───── LISTING

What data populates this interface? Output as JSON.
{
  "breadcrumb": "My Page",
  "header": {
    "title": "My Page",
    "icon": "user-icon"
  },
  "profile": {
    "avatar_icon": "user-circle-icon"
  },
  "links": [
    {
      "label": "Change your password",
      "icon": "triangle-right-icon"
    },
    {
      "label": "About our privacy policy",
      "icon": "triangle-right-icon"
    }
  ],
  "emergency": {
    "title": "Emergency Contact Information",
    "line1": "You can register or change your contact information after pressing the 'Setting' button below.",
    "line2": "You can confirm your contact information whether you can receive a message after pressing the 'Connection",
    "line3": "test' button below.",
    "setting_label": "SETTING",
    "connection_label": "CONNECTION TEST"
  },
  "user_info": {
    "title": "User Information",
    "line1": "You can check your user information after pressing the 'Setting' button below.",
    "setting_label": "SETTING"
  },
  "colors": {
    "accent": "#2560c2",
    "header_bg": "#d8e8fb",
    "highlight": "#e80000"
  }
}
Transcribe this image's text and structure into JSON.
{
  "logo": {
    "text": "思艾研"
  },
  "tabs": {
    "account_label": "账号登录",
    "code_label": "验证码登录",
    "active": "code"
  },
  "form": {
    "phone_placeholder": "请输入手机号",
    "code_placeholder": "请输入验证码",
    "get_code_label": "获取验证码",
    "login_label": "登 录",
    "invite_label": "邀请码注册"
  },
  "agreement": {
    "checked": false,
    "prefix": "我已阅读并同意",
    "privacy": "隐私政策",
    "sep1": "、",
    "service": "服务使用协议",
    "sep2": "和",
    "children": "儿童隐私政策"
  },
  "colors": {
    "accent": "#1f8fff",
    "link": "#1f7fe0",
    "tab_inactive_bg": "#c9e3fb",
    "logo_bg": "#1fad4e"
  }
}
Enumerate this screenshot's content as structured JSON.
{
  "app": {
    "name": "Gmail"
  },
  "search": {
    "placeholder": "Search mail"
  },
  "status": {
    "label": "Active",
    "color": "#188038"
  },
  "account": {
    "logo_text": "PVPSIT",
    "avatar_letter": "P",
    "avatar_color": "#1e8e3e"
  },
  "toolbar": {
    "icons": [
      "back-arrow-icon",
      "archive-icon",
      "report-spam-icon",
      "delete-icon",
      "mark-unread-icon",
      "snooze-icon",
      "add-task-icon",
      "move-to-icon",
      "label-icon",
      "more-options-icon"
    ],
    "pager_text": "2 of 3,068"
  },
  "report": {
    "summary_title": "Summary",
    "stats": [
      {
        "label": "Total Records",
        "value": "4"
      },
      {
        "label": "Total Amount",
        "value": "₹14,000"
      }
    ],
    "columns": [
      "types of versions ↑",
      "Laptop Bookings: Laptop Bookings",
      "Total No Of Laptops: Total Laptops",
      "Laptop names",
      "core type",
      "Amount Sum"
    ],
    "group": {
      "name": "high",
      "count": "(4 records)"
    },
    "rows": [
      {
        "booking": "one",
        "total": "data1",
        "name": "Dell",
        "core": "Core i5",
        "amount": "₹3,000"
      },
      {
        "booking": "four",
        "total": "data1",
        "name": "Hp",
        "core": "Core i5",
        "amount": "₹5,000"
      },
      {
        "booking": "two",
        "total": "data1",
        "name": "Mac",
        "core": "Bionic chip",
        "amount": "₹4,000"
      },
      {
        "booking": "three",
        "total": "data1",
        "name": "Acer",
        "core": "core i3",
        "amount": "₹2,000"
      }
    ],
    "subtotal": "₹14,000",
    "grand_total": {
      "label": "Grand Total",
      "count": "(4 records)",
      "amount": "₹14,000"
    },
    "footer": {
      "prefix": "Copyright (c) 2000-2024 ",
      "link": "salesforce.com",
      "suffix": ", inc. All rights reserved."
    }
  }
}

──────────

Every line above should be retyped exactly as given.

What data populates this interface? Output as JSON.
{
  "breadcrumb": "My Page",
  "header": {
    "title": "My Page",
    "icon": "user-icon"
  },
  "profile": {
    "avatar_icon": "user-circle-icon"
  },
  "links": [
    {
      "label": "Change your password",
      "icon": "triangle-right-icon"
    },
    {
      "label": "About our privacy policy",
      "icon": "triangle-right-icon"
    }
  ],
  "emergency": {
    "title": "Emergency Contact Information",
    "line1": "You can register or change your contact information after pressing the 'Setting' button below.",
    "line2": "You can confirm your contact information whether you can receive a message after pressing the 'Connection",
    "line3": "test' button below.",
    "setting_label": "SETTING",
    "connection_label": "CONNECTION TEST"
  },
  "user_info": {
    "title": "User Information",
    "line1": "You can check your user information after pressing the 'Setting' button below.",
    "setting_label": "SETTING"
  },
  "colors": {
    "accent": "#2560c2",
    "header_bg": "#d8e8fb",
    "highlight": "#e80000"
  }
}
Transcribe this image's text and structure into JSON.
{
  "logo": {
    "text": "思艾研"
  },
  "tabs": {
    "account_label": "账号登录",
    "code_label": "验证码登录",
    "active": "code"
  },
  "form": {
    "phone_placeholder": "请输入手机号",
    "code_placeholder": "请输入验证码",
    "get_code_label": "获取验证码",
    "login_label": "登 录",
    "invite_label": "邀请码注册"
  },
  "agreement": {
    "checked": false,
    "prefix": "我已阅读并同意",
    "privacy": "隐私政策",
    "sep1": "、",
    "service": "服务使用协议",
    "sep2": "和",
    "children": "儿童隐私政策"
  },
  "colors": {
    "accent": "#1f8fff",
    "link": "#1f7fe0",
    "tab_inactive_bg": "#c9e3fb",
    "logo_bg": "#1fad4e"
  }
}
Enumerate this screenshot's content as structured JSON.
{
  "app": {
    "name": "Gmail"
  },
  "search": {
    "placeholder": "Search mail"
  },
  "status": {
    "label": "Active",
    "color": "#188038"
  },
  "account": {
    "logo_text": "PVPSIT",
    "avatar_letter": "P",
    "avatar_color": "#1e8e3e"
  },
  "toolbar": {
    "icons": [
      "back-arrow-icon",
      "archive-icon",
      "report-spam-icon",
      "delete-icon",
      "mark-unread-icon",
      "snooze-icon",
      "add-task-icon",
      "move-to-icon",
      "label-icon",
      "more-options-icon"
    ],
    "pager_text": "2 of 3,068"
  },
  "report": {
    "summary_title": "Summary",
    "stats": [
      {
        "label": "Total Records",
        "value": "4"
      },
      {
        "label": "Total Amount",
        "value": "₹14,000"
      }
    ],
    "columns": [
      "types of versions ↑",
      "Laptop Bookings: Laptop Bookings",
      "Total No Of Laptops: Total Laptops",
      "Laptop names",
      "core type",
      "Amount Sum"
    ],
    "group": {
      "name": "high",
      "count": "(4 records)"
    },
    "rows": [
      {
        "booking": "one",
        "total": "data1",
        "name": "Dell",
        "core": "Core i5",
        "amount": "₹3,000"
      },
      {
        "booking": "four",
        "total": "data1",
        "name": "Hp",
        "core": "Core i5",
        "amount": "₹5,000"
      },
      {
        "booking": "two",
        "total": "data1",
        "name": "Mac",
        "core": "Bionic chip",
        "amount": "₹4,000"
      },
      {
        "booking": "three",
        "total": "data1",
        "name": "Acer",
        "core": "core i3",
        "amount": "₹2,000"
      }
    ],
    "subtotal": "₹14,000",
    "grand_total": {
      "label": "Grand Total",
      "count": "(4 records)",
      "amount": "₹14,000"
    },
    "footer": {
      "prefix": "Copyright (c) 2000-2024 ",
      "link": "salesforce.com",
      "suffix": ", inc. All rights reserved."
    }
  }
}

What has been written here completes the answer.